* [TASK REQUIREMENTS]
1: In the passage on Salzmann's photographs of Cutumba, reproduce word for word the stretch starting with "However much the" and going on through "authentic source exists?".
2: Answer these questions using the passage on Salzmann's photographs of Cutumba:
(a) What kind of rite does the image seem to have captured?
(b) Whose stage enactment of a religious rite might the image be?
(c) Whose photographic representations make us question what is ultimately being represented?
3: Write the next part of the passage on Salzmann's photographs of Cutumba's stage performances, picking up after its final sentence.

* [SOURCE PASSAGE]
+---+

However much the image seems to have captured an Afro-Cuban religious rite, the
image can be no more than Cutumba's stage enactment of a religious rite, or
perhaps merely a photograph of some very different moment that draws upon the
viewer's own imagination of the sacred.
Salzmann's photographic representations of Cutumba’s stage representations make us question exactly what is ultimately being represented. Is there an original, or only a series of refractions and imaginings of identity and culture that create the illusion that, somewhere, an authentic source exists?

+---+

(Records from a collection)
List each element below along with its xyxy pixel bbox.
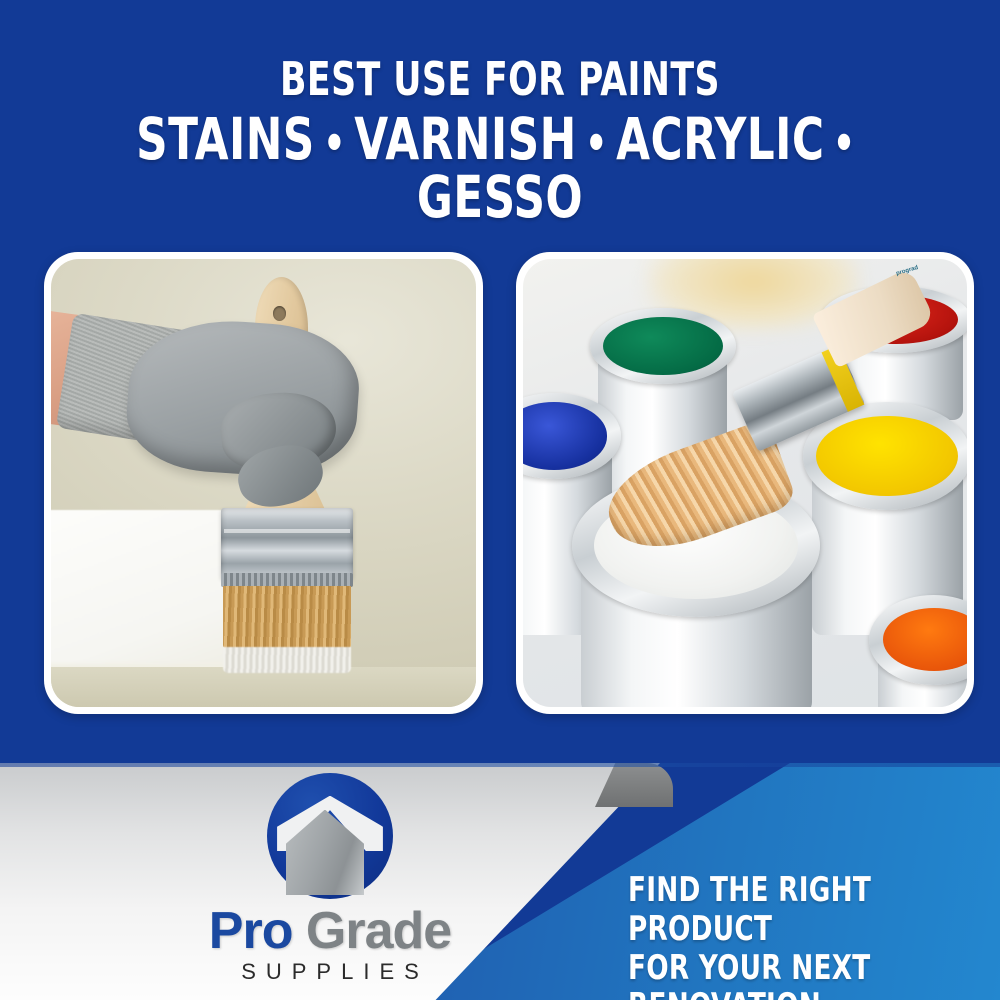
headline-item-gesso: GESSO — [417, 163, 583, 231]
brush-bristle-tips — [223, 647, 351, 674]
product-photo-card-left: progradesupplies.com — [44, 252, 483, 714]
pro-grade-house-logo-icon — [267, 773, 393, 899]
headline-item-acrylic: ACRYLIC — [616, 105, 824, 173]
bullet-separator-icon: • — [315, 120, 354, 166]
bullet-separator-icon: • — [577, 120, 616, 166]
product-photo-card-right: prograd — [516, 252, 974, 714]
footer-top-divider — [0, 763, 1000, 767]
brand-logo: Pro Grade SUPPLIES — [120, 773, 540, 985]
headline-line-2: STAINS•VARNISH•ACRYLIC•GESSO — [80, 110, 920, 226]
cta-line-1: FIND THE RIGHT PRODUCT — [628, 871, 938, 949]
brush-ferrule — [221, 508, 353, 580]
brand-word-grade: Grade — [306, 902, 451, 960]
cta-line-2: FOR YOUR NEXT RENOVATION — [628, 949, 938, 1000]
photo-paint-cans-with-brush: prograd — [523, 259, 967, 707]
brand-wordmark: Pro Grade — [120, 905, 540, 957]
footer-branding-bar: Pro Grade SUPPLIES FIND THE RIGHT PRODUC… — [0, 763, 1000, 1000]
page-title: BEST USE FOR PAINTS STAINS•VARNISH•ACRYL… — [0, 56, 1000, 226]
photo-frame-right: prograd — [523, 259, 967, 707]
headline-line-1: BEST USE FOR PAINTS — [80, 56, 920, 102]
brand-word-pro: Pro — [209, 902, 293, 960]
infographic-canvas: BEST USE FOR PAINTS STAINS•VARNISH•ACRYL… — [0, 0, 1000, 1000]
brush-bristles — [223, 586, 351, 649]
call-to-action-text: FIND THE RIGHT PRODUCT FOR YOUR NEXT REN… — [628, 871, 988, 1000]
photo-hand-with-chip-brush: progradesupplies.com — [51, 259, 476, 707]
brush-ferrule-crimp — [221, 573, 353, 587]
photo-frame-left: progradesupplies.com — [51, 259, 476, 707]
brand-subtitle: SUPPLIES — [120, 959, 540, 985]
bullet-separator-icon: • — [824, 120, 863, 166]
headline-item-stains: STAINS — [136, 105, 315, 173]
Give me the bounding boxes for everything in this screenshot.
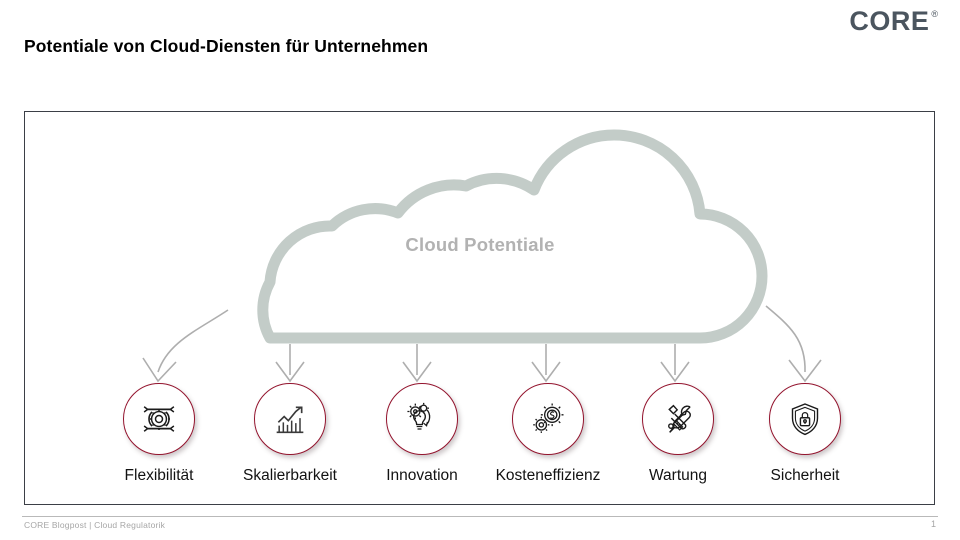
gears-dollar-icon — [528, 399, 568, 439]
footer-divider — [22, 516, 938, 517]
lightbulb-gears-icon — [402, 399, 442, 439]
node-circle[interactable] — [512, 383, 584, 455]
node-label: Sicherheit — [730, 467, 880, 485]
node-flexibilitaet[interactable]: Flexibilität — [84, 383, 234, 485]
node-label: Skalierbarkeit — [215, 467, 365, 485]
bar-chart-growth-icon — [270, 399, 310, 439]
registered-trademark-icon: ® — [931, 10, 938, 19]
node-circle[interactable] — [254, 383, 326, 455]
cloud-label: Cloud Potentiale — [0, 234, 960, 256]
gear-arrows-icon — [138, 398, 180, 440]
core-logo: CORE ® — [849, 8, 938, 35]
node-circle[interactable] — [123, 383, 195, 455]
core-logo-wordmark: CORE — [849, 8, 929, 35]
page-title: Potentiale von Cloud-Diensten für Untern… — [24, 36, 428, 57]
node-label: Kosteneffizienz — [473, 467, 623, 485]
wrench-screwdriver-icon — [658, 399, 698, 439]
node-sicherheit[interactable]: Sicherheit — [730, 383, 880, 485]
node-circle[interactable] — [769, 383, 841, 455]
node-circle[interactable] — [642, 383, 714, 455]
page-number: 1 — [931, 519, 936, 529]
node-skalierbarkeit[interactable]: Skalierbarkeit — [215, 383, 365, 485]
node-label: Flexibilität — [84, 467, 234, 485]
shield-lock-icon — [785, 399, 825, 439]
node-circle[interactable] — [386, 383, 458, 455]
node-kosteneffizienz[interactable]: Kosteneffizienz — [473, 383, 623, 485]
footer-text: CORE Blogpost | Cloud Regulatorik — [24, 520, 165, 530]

+---+

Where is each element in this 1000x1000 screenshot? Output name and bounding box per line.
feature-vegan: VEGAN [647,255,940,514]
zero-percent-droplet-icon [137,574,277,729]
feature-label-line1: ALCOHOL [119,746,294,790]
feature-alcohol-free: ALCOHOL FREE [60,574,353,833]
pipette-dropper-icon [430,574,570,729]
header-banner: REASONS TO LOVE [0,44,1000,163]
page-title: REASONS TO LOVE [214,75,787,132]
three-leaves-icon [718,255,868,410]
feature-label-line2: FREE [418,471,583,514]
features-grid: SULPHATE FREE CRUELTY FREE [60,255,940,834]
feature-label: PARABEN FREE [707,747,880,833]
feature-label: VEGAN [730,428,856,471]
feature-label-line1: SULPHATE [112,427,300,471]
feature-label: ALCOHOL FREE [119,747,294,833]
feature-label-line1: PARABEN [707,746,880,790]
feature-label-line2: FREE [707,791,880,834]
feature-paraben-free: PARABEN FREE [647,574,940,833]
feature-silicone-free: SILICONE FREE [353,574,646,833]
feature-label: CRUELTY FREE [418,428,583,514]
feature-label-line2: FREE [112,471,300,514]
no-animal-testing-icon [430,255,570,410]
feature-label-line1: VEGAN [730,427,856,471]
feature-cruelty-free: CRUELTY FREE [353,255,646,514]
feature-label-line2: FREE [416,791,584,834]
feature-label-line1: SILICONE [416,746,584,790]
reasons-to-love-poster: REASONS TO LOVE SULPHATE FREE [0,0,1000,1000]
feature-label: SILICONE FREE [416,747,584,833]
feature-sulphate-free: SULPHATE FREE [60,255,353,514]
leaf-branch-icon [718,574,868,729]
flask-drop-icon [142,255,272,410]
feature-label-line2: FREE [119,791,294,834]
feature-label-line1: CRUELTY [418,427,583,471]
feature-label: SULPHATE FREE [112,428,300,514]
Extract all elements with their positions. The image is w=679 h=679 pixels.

+---+

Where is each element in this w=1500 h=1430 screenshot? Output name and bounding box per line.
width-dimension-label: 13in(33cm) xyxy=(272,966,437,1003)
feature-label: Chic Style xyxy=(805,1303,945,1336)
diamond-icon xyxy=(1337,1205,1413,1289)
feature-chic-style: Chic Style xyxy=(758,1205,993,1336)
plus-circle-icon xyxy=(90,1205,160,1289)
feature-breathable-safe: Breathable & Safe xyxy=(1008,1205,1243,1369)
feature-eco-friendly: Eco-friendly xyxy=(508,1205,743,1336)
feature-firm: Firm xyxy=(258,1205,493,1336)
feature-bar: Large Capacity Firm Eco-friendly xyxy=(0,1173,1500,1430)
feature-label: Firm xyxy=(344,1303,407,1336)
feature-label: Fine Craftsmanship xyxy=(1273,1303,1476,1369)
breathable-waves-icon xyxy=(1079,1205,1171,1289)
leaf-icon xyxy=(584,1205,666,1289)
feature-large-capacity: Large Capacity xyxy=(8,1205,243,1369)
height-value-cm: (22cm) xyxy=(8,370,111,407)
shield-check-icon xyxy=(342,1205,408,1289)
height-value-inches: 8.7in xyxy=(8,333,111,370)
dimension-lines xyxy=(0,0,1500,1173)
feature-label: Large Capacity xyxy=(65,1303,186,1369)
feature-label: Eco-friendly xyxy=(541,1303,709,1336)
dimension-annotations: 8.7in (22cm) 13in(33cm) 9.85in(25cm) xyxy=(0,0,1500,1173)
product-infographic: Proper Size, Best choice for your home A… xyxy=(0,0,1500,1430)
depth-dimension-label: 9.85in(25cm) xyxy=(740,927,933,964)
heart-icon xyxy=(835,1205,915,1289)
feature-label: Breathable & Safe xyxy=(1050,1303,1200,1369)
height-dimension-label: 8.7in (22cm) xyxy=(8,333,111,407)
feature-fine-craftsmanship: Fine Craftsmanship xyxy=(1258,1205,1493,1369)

+---+

* [EXPECTED ANSWERS]
1:
However much the image seems to have captured an Afro-Cuban religious rite, the
image can be no more than Cutumba's stage enactment of a religious rite, or
perhaps merely a photograph of some very different moment that draws upon the
viewer's own imagination of the sacred.
Salzmann's photographic representations of Cutumba’s stage representations make us question exactly what is ultimately being represented. Is there an original, or only a series of refractions and imaginings of identity and culture that create the illusion that, somewhere, an authentic source exists?

2:
(a) An Afro-Cuban religious rite.
(b) Cutumba's.
(c) Salzmann's.

3:
Cuba is already an exotic subject to most Americans, and these images are doubly so, in their representations of Afro-Cuban dance. Even within Cuba, Cutumba's repertoire is exotic material to many. There are many ensembles who perform the religious dances of Santería and Palo, the competitive games of rumba, the festive Conga of Carnival. Cutumba stages all of these, but also has its specialties, including many religious and social dances of Haitian immigrants to eastern Cuba. The first wave of Haitian influence in the Oriente arrived in the years after the 1791 Haitian Revolution. Haitian coffee farmers emigrated with their slaves and re-created their coffee plantations in the high reaches of the mountains around Santiago. The second wave came with Haitian laborers who settled in Cuba in the 1920s and 1930s, along with Jamaican and other West Indian immigrants. Among all the ethnic groups of Cuba, the Haitians were arguably the most denigrated, bearing the triple burden of prejudice against their immigrant status, their language, and their race. Their rural traditions, as often happens with marginalized groups, have now come to represent the most colorful and exotic of Cuban folklore.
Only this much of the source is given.